Brief ::
Quote every line of the material beneath this one.

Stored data
· · · ·
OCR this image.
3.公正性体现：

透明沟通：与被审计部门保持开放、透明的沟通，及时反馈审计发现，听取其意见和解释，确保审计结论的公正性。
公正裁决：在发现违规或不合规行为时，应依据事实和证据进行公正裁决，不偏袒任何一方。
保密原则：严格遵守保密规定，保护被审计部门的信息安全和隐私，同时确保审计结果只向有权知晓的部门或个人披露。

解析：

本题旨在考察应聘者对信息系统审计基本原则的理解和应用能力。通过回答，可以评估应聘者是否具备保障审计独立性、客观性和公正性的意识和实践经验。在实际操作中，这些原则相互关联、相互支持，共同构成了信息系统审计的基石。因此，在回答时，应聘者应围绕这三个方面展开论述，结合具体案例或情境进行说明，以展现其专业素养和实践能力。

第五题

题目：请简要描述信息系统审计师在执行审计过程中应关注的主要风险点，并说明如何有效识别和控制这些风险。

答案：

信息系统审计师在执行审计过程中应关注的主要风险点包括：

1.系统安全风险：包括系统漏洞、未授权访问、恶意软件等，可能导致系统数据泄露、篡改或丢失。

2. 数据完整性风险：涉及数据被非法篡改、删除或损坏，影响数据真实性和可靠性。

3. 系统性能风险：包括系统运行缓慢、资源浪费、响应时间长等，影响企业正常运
· · · ·
Output for this exercise ::
OCR this image.
3.公正性体现：

透明沟通：与被审计部门保持开放、透明的沟通，及时反馈审计发现，听取其意见和解释，确保审计结论的公正性。
公正裁决：在发现违规或不合规行为时，应依据事实和证据进行公正裁决，不偏袒任何一方。
保密原则：严格遵守保密规定，保护被审计部门的信息安全和隐私，同时确保审计结果只向有权知晓的部门或个人披露。

解析：

本题旨在考察应聘者对信息系统审计基本原则的理解和应用能力。通过回答，可以评估应聘者是否具备保障审计独立性、客观性和公正性的意识和实践经验。在实际操作中，这些原则相互关联、相互支持，共同构成了信息系统审计的基石。因此，在回答时，应聘者应围绕这三个方面展开论述，结合具体案例或情境进行说明，以展现其专业素养和实践能力。

第五题

题目：请简要描述信息系统审计师在执行审计过程中应关注的主要风险点，并说明如何有效识别和控制这些风险。

答案：

信息系统审计师在执行审计过程中应关注的主要风险点包括：

1.系统安全风险：包括系统漏洞、未授权访问、恶意软件等，可能导致系统数据泄露、篡改或丢失。

2. 数据完整性风险：涉及数据被非法篡改、删除或损坏，影响数据真实性和可靠性。

3. 系统性能风险：包括系统运行缓慢、资源浪费、响应时间长等，影响企业正常运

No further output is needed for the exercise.